PROMPT: Write out the passage of the text on the school-closing moratorium from "It would also" to "PURE points out.", word for word.
# EXCERPTED TEXT start
The promise of a five-year “moratorium” on school closings – “announced” by new CPS chief Barbara Byrd-Bennett and “endorsed” by Mayor Emanuel – has all the fingerprints of a master at political gamesmanship.

The Tribune is certainly right that the offer is intended “to help sell drastic school closings this year.”  And CTU financial secretary Kristine Mayle is certainly right that it’s intended to push the closings as far as possible from the 2015 mayoral election, as she tells the Sun Times.

It would also seem to take away a major issue that drives the grassroots school reform movement here, which is the biggest challenge to Emanuel’s domination.  It even co-opts their call for a moratorium.

But for all its political oomph, it’s lacking in other areas – including basic logic, as Julie Woestehoff of PURE points out.


If “chaotic, disorganized closings are such a bad idea,” as Emanuel said in backing the idea, why demand yet one more round of them before you agree to stop, she asks at PURE’s blog.  “It sounds as if the mayor is saying, ‘I promise to stop beating you after I get in this last round of punches.'”

She points out that parents have heard promises of community engagement time after time, and that the argument that school closings are necessary to close the district’s budget gap don’t measure up to reality (as Sarah Karp has detailed in Catalyst).

Byrd-Bennett’s insistence that the closing of 100 or so schools has nothing to do with the plan to open 60 new charters also strains credulity.

There are also basic practical and policy problems.  Most immediate is the problem of deadlines at schools that require applications. One reason the legislature imposed the December 1 deadline for announcing school actions was to allow parents to consider those options.

Is CPS going to push the application deadline back to May, after the board votes on 100 school closings?  When are parents going to find out where their kids are going next year?  How much uncertainty and confusion is going to flow from this purely political edict?

Then there’s the utilization standard that CPS uses, which is deeply flawed. If the new commission studying that issue were to come up with meaningful reforms, they would take more than a few weeks to implement – though they could provide a much more accurate picture of the district’s building use.
# EXCERPTED TEXT end
# DATA SECTION start
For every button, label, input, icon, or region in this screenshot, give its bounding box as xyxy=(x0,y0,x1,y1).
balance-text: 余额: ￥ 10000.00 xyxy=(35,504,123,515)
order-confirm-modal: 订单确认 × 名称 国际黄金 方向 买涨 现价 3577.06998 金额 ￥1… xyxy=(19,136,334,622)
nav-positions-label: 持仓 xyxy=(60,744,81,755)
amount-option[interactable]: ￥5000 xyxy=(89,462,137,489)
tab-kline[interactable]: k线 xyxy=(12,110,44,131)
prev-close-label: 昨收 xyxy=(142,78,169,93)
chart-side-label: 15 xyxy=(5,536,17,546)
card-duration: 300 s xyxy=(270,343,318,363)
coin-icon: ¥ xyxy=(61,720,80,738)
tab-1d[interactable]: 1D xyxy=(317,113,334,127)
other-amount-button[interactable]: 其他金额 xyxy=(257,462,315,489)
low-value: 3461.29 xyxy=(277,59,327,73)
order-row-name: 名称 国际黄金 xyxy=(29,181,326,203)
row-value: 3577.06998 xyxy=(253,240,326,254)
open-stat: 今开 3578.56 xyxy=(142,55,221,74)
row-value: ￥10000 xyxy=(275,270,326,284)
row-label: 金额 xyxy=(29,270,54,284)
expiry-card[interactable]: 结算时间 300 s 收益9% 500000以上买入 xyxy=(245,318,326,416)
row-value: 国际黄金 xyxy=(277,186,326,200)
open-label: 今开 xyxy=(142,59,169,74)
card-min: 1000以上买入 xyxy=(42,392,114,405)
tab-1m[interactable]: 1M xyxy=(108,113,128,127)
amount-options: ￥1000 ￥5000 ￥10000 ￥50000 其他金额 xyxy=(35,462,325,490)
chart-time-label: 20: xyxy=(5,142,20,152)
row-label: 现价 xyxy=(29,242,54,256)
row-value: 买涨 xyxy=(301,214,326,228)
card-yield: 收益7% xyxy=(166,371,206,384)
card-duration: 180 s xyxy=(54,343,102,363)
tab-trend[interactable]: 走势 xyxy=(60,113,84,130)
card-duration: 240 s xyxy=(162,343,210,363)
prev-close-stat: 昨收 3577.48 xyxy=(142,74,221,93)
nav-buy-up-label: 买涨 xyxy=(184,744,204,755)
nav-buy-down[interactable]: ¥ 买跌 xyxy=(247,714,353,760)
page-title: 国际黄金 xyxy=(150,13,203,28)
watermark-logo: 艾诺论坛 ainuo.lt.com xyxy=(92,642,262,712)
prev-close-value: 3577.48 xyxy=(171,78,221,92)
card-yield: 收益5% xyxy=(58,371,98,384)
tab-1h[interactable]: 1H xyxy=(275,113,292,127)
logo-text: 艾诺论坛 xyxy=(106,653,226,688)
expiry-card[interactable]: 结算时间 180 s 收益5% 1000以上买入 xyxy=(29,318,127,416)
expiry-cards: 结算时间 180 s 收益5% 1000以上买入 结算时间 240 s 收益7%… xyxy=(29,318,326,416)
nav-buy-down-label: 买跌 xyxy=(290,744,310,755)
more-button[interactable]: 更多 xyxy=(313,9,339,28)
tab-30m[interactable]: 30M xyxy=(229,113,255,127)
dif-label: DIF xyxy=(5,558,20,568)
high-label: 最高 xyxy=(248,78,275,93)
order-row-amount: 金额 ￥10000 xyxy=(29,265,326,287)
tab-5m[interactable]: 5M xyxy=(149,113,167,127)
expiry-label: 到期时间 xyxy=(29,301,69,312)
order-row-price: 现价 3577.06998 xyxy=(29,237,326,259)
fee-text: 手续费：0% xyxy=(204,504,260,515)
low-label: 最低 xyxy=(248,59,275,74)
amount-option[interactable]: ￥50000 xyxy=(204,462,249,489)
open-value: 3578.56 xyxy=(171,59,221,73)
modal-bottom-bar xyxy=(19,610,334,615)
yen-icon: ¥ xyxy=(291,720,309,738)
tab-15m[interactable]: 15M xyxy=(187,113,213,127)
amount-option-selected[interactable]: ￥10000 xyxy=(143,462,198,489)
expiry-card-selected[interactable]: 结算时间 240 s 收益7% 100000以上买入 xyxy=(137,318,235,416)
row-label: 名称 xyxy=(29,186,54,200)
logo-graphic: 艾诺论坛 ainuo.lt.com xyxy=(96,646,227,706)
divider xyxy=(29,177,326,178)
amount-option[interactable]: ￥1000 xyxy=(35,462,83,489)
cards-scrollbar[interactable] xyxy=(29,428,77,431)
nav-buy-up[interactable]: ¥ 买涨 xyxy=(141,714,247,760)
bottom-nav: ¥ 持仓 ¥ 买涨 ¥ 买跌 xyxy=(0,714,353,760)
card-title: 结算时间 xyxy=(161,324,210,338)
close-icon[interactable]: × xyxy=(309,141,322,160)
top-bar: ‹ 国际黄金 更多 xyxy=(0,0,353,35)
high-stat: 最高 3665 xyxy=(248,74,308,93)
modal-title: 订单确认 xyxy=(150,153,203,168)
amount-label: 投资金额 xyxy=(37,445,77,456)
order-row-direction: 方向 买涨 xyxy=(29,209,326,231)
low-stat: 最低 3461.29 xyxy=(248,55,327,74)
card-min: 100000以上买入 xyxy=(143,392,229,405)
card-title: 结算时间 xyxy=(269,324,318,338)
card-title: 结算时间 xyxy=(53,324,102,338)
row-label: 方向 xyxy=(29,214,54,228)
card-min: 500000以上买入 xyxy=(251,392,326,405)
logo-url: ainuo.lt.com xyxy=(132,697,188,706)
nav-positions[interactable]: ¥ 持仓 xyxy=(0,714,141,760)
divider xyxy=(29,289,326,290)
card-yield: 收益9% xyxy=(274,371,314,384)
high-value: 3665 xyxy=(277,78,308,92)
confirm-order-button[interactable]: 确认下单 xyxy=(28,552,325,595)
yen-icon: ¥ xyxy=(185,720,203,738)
# DATA SECTION end
ANSWER FOR THE TASK:
It would also seem to take away a major issue that drives the grassroots school reform movement here, which is the biggest challenge to Emanuel’s domination.  It even co-opts their call for a moratorium.

But for all its political oomph, it’s lacking in other areas – including basic logic, as Julie Woestehoff of PURE points out.